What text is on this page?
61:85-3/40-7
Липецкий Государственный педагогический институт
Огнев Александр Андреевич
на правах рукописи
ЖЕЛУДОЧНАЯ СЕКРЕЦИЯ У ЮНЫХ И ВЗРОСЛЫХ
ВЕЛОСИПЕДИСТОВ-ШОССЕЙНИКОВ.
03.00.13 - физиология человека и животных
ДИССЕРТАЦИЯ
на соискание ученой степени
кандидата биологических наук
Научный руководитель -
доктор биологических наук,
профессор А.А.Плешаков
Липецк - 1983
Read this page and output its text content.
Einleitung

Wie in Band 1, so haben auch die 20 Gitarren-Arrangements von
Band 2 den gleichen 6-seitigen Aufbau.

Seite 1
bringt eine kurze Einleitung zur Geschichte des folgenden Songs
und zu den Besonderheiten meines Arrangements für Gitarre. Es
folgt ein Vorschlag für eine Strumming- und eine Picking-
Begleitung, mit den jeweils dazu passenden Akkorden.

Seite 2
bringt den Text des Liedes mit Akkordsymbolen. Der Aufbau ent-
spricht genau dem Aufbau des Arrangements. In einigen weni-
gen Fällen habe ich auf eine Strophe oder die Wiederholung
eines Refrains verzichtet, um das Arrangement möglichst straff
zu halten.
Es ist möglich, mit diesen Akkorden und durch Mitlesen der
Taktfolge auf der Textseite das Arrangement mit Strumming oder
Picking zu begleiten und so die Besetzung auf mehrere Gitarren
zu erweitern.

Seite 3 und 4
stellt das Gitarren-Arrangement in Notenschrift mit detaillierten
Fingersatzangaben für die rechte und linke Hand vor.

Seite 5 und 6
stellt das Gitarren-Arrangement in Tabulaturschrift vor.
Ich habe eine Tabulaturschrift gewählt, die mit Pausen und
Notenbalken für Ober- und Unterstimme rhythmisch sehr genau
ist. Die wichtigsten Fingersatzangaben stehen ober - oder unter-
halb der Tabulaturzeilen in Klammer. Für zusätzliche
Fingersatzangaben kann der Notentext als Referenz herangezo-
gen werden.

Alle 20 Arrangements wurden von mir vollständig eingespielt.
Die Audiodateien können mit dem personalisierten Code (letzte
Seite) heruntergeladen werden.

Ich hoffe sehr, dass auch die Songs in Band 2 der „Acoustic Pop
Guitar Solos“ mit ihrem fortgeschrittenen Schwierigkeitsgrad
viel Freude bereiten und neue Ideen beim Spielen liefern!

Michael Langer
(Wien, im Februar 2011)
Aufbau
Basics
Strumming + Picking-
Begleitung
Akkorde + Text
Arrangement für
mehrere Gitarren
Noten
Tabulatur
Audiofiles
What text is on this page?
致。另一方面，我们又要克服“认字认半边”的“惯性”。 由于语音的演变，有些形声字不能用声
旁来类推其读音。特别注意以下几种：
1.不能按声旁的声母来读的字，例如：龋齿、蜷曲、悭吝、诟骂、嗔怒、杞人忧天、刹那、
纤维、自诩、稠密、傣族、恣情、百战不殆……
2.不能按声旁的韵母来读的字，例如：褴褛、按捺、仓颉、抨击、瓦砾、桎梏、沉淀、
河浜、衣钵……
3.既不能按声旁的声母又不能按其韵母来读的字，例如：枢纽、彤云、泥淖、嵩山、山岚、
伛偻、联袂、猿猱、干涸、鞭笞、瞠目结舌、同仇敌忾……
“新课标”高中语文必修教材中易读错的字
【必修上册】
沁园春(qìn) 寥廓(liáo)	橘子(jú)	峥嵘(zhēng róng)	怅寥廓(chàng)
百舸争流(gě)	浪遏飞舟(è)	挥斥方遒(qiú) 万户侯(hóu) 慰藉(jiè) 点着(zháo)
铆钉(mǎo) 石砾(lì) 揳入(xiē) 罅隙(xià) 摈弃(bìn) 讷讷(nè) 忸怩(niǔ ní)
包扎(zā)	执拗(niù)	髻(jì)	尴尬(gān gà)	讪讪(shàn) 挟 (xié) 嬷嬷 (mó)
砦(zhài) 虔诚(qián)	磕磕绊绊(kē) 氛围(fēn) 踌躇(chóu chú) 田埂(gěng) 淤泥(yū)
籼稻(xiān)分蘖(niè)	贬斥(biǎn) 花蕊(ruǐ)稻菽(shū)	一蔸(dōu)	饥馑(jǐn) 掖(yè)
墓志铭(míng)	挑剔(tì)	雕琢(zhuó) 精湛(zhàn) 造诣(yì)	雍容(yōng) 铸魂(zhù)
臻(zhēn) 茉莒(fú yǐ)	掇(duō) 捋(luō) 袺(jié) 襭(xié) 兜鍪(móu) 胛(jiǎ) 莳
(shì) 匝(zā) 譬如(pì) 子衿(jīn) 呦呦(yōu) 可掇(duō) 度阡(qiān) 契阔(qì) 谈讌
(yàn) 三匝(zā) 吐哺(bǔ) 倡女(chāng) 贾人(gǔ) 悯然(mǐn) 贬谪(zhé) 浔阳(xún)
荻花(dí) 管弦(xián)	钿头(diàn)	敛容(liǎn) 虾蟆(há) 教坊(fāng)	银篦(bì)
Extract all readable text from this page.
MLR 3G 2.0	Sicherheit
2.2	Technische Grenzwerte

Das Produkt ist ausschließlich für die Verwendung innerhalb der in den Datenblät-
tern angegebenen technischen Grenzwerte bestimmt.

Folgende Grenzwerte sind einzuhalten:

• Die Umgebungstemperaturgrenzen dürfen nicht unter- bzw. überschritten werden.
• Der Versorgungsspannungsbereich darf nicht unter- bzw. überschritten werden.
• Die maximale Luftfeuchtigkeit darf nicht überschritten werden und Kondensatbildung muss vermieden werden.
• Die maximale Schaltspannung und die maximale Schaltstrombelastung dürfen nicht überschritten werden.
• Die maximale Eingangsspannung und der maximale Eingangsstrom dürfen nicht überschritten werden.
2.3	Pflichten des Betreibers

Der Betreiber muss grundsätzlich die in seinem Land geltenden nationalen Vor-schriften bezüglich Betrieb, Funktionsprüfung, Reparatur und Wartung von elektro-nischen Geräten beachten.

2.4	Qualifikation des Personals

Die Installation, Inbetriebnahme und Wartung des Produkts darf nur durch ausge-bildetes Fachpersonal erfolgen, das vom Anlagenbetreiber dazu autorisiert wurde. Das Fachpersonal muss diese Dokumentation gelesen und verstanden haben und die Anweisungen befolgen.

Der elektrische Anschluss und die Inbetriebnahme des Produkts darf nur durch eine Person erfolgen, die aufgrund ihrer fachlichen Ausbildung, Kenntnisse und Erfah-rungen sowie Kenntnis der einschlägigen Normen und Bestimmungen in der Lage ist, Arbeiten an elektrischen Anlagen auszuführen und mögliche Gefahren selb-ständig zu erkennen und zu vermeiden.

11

= = =

AIM OF THE EXERCISE – Which lines in the records above contain the string "bringt"? Copy each one.

WRITTEN SOLUTION –
bringt eine kurze Einleitung zur Geschichte des folgenden Songs
bringt den Text des Liedes mit Akkordsymbolen. Der Aufbau ent-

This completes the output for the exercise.